> _REQUIREMENTS_
Using the listing below, copy every line that mentions "screenshot".

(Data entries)
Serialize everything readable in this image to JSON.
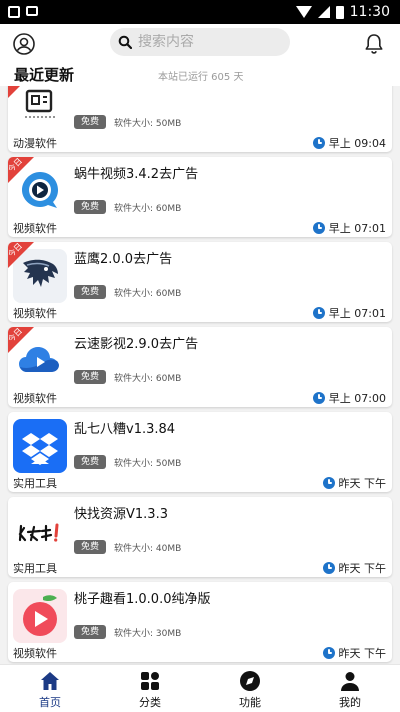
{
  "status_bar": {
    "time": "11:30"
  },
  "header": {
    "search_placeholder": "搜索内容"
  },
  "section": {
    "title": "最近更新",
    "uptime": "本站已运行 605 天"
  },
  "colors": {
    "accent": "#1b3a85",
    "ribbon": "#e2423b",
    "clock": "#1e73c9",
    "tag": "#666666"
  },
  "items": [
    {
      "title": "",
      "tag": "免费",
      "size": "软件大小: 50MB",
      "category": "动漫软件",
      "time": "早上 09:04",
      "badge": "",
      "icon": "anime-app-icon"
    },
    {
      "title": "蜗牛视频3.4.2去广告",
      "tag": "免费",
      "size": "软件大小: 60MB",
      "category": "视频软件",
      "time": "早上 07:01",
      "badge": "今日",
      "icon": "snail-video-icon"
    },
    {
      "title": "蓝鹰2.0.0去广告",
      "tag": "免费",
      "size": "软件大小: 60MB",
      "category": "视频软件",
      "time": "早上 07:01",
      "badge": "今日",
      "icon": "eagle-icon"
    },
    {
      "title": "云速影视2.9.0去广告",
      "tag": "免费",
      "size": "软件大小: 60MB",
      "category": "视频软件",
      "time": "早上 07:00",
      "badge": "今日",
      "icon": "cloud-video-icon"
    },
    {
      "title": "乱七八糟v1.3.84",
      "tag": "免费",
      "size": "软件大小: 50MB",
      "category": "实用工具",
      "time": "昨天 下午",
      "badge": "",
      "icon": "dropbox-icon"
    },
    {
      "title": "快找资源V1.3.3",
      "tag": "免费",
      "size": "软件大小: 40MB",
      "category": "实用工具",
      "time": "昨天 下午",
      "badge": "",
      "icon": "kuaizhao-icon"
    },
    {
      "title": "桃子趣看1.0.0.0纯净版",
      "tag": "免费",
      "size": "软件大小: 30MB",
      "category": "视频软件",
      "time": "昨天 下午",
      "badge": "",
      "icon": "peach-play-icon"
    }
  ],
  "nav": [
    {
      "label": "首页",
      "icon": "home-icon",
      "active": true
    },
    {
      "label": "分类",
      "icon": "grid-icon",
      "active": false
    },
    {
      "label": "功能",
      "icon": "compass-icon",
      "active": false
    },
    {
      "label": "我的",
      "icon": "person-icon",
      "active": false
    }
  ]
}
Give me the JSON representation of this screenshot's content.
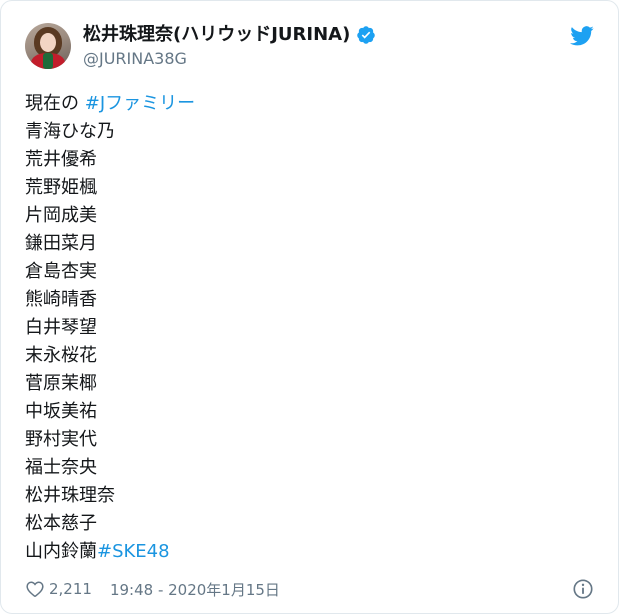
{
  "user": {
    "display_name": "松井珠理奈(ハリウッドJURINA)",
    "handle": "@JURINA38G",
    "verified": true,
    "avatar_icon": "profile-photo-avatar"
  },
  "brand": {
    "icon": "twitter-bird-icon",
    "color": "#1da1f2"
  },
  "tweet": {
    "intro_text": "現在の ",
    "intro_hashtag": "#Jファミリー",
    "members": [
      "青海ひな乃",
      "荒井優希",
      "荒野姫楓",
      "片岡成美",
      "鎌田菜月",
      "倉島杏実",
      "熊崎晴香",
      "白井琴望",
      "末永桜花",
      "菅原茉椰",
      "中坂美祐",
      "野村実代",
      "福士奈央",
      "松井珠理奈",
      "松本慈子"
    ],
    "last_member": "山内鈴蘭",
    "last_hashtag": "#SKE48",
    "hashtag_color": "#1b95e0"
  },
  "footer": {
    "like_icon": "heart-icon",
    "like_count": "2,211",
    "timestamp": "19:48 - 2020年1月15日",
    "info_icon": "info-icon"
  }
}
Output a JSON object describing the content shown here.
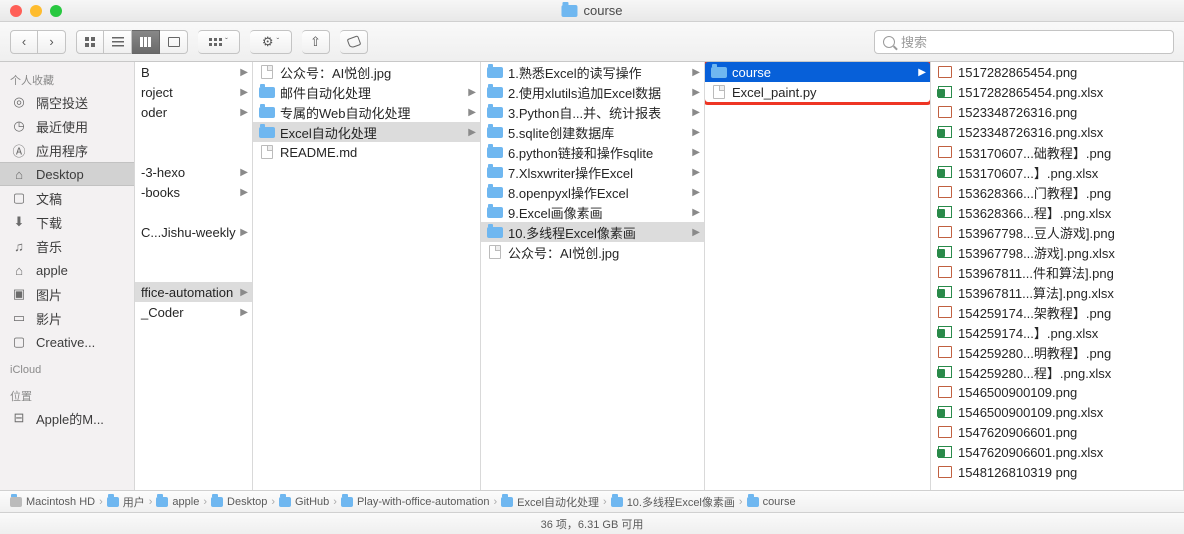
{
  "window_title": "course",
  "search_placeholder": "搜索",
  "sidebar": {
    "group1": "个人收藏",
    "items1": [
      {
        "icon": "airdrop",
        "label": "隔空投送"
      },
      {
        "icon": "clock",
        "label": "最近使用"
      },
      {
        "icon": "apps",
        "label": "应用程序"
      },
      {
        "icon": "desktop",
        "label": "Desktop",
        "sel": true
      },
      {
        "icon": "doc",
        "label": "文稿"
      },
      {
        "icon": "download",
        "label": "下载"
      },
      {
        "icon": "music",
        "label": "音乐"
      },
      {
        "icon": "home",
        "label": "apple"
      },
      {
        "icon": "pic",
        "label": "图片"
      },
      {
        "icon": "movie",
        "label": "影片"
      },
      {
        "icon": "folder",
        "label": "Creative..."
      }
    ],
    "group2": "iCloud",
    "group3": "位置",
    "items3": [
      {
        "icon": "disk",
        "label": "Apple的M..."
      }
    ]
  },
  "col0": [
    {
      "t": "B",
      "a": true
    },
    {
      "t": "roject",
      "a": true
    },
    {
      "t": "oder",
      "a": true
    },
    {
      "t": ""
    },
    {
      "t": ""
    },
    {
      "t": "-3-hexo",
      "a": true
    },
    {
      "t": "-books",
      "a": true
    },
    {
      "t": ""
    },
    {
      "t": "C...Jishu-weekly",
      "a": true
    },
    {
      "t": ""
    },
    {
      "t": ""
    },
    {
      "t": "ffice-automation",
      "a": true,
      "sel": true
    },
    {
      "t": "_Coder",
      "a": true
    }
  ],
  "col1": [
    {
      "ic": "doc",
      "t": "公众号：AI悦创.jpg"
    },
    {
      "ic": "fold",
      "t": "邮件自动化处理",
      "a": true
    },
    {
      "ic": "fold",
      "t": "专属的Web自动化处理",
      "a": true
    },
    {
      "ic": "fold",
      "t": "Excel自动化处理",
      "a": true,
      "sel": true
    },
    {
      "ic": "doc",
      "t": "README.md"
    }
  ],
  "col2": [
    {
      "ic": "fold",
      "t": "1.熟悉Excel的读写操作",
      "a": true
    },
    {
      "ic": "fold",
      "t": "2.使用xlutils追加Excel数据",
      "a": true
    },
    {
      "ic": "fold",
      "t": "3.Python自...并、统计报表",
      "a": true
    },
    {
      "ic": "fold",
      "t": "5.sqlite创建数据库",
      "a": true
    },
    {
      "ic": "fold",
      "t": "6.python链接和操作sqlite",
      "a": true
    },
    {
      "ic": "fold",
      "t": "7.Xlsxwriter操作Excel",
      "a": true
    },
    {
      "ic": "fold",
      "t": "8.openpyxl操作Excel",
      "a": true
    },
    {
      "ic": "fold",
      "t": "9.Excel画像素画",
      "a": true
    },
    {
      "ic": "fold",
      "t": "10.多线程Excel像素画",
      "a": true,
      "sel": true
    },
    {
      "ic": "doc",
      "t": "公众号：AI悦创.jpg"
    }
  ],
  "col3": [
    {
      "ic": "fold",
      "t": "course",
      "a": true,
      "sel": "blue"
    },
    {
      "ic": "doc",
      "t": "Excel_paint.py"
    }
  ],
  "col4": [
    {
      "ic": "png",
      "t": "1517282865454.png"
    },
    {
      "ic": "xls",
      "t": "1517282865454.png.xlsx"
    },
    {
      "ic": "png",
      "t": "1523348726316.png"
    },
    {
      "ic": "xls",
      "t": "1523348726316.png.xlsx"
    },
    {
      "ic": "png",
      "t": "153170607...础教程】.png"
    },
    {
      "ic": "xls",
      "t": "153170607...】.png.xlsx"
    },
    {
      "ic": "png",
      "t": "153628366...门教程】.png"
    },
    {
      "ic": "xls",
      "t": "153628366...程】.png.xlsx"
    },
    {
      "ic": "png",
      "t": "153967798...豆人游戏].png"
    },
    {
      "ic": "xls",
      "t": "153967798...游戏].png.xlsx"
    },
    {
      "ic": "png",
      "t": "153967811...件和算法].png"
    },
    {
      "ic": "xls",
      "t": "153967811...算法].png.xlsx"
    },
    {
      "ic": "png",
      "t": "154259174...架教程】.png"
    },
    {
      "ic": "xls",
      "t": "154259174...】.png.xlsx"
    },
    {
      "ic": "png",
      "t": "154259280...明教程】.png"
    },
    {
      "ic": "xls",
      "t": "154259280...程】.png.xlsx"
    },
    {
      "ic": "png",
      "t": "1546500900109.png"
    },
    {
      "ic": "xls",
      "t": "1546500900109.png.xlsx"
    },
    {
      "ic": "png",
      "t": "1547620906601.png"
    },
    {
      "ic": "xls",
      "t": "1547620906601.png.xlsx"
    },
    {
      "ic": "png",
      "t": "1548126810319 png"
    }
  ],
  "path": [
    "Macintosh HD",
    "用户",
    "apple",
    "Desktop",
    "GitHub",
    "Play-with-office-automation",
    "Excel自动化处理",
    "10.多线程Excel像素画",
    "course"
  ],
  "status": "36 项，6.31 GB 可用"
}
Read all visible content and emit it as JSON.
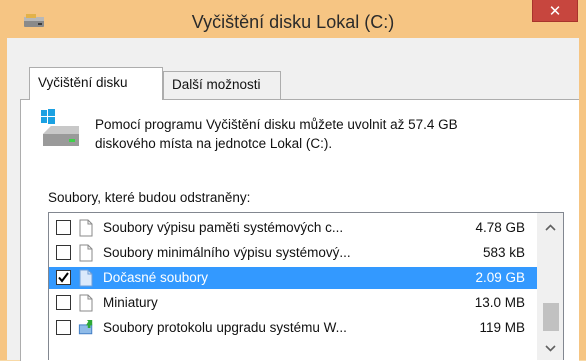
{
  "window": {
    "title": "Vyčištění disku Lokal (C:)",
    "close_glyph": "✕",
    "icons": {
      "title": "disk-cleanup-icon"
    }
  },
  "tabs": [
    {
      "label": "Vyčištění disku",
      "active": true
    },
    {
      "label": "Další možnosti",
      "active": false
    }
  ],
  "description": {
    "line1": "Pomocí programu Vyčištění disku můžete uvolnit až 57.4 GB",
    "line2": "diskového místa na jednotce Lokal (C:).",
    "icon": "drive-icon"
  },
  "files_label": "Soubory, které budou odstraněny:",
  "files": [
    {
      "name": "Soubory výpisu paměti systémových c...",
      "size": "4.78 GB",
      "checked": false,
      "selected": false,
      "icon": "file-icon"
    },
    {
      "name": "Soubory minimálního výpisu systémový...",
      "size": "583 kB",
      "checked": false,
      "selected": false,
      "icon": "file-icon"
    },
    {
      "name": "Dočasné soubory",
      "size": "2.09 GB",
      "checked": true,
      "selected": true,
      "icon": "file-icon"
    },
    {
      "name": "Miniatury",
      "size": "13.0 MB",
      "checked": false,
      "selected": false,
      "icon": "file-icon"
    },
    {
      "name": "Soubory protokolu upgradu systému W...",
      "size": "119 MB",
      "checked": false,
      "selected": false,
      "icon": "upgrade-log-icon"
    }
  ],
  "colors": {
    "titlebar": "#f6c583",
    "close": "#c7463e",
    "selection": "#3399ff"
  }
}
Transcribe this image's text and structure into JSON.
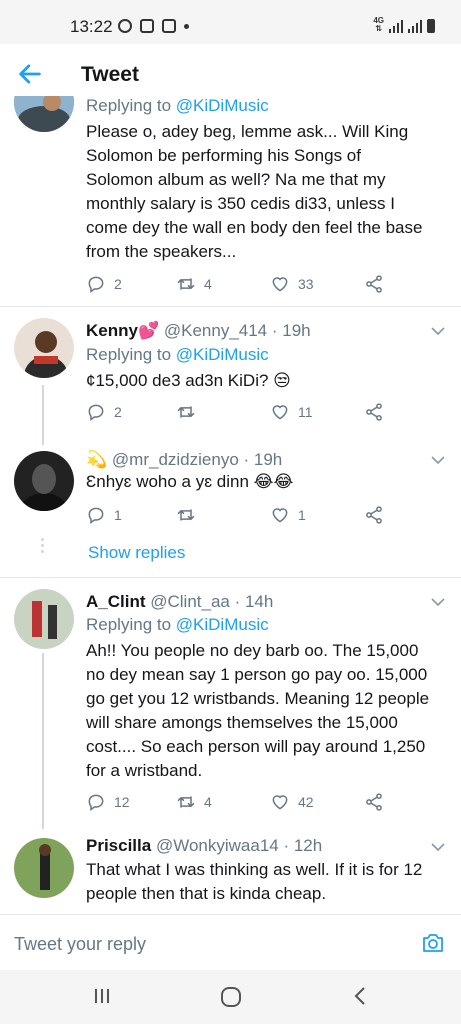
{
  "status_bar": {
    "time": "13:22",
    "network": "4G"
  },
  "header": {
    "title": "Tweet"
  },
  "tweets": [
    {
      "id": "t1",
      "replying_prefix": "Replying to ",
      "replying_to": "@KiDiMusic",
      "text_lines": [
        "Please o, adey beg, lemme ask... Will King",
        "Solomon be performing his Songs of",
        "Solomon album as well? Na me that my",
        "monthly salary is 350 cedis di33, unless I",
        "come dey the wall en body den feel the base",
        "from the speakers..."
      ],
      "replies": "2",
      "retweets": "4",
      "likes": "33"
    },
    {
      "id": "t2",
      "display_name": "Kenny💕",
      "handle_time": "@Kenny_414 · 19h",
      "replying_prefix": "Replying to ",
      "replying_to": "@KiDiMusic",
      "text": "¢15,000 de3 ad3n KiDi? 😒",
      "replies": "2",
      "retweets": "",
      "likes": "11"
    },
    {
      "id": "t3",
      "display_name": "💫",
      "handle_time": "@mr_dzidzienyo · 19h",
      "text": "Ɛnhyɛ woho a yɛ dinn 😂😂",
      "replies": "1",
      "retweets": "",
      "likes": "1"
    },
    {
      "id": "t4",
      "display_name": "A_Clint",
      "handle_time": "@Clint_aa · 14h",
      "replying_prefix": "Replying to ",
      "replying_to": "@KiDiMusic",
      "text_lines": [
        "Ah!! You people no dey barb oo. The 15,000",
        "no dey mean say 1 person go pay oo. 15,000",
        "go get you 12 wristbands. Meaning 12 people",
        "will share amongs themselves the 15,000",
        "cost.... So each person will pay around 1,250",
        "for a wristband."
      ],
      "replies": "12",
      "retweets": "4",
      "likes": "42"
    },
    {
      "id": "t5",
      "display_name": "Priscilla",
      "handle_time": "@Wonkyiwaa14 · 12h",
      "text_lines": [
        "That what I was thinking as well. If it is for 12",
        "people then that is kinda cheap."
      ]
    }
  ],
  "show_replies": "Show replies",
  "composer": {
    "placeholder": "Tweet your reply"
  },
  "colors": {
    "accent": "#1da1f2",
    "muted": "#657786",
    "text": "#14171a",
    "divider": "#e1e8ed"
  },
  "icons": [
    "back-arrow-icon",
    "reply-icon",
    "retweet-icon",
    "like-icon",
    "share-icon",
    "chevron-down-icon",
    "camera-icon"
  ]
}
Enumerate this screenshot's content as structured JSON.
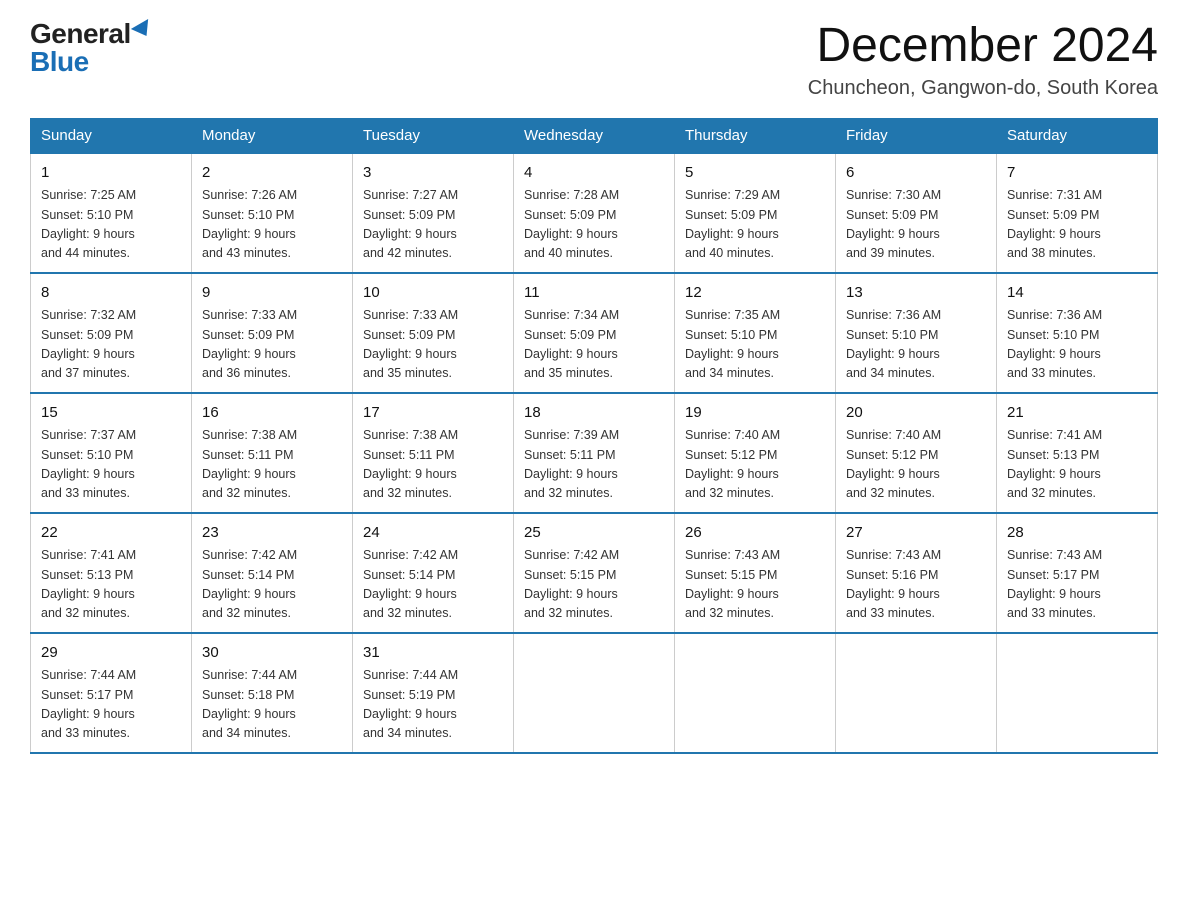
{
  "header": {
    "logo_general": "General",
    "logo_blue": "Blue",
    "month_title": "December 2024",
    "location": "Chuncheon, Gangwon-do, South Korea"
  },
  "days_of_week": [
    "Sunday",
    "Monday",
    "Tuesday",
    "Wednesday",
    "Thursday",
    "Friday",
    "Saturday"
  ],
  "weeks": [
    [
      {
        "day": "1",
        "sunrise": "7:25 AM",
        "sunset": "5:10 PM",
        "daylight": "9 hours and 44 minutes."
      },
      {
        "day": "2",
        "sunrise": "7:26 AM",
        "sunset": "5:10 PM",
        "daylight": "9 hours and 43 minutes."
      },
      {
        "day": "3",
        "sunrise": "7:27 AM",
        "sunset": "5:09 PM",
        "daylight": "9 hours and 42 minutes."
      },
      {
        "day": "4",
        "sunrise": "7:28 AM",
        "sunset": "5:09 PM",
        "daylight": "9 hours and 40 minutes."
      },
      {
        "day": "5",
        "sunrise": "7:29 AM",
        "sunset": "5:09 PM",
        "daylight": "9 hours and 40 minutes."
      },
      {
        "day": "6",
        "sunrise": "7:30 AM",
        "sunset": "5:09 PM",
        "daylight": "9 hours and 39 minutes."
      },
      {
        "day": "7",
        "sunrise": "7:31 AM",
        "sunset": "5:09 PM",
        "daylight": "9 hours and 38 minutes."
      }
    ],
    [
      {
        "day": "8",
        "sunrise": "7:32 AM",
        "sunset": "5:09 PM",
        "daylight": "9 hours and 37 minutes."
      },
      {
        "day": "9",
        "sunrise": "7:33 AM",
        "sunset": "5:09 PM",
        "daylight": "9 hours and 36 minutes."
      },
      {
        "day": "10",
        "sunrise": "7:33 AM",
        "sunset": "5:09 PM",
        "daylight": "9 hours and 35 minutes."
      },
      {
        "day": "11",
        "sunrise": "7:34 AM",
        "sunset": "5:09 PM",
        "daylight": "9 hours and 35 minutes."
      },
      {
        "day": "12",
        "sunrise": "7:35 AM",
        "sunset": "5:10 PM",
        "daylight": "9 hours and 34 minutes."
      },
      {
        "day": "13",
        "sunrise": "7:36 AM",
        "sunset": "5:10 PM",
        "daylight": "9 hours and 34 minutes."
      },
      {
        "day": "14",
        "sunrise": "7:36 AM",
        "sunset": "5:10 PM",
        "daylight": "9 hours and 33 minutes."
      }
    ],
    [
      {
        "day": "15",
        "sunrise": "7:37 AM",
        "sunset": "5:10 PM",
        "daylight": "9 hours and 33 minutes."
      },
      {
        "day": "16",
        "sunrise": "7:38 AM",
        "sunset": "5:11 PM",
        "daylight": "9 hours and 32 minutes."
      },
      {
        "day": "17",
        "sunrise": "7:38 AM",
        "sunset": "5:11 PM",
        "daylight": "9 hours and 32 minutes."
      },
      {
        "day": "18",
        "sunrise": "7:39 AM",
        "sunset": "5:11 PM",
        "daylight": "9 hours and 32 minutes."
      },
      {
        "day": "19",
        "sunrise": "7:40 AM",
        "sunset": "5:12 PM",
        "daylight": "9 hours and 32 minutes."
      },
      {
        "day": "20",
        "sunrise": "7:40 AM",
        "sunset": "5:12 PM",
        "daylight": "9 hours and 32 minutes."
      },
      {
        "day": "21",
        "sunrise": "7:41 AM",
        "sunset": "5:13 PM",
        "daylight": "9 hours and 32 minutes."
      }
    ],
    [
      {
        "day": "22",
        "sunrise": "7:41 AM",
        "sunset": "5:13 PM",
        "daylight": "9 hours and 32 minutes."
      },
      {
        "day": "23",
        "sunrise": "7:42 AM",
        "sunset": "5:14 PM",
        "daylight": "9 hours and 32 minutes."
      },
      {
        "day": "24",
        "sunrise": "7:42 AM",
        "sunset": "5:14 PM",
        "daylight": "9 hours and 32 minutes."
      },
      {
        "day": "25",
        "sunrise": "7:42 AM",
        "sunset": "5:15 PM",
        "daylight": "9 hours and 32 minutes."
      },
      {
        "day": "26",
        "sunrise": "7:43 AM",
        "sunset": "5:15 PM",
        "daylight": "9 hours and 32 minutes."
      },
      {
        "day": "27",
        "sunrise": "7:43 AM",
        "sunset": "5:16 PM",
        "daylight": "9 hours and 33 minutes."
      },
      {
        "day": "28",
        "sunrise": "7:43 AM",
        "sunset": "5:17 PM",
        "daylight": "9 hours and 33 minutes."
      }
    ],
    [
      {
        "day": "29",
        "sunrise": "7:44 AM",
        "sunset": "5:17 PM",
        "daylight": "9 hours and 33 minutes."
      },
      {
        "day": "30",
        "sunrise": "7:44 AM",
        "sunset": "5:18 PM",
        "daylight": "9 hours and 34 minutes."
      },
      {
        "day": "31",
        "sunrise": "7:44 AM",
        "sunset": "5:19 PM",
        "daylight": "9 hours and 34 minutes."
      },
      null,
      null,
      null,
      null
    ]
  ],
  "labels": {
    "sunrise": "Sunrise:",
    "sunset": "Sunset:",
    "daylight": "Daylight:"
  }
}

> _THE SOLUTION_
Give me the JSON representation of this screenshot's content.
Enumerate this screenshot's content as structured JSON.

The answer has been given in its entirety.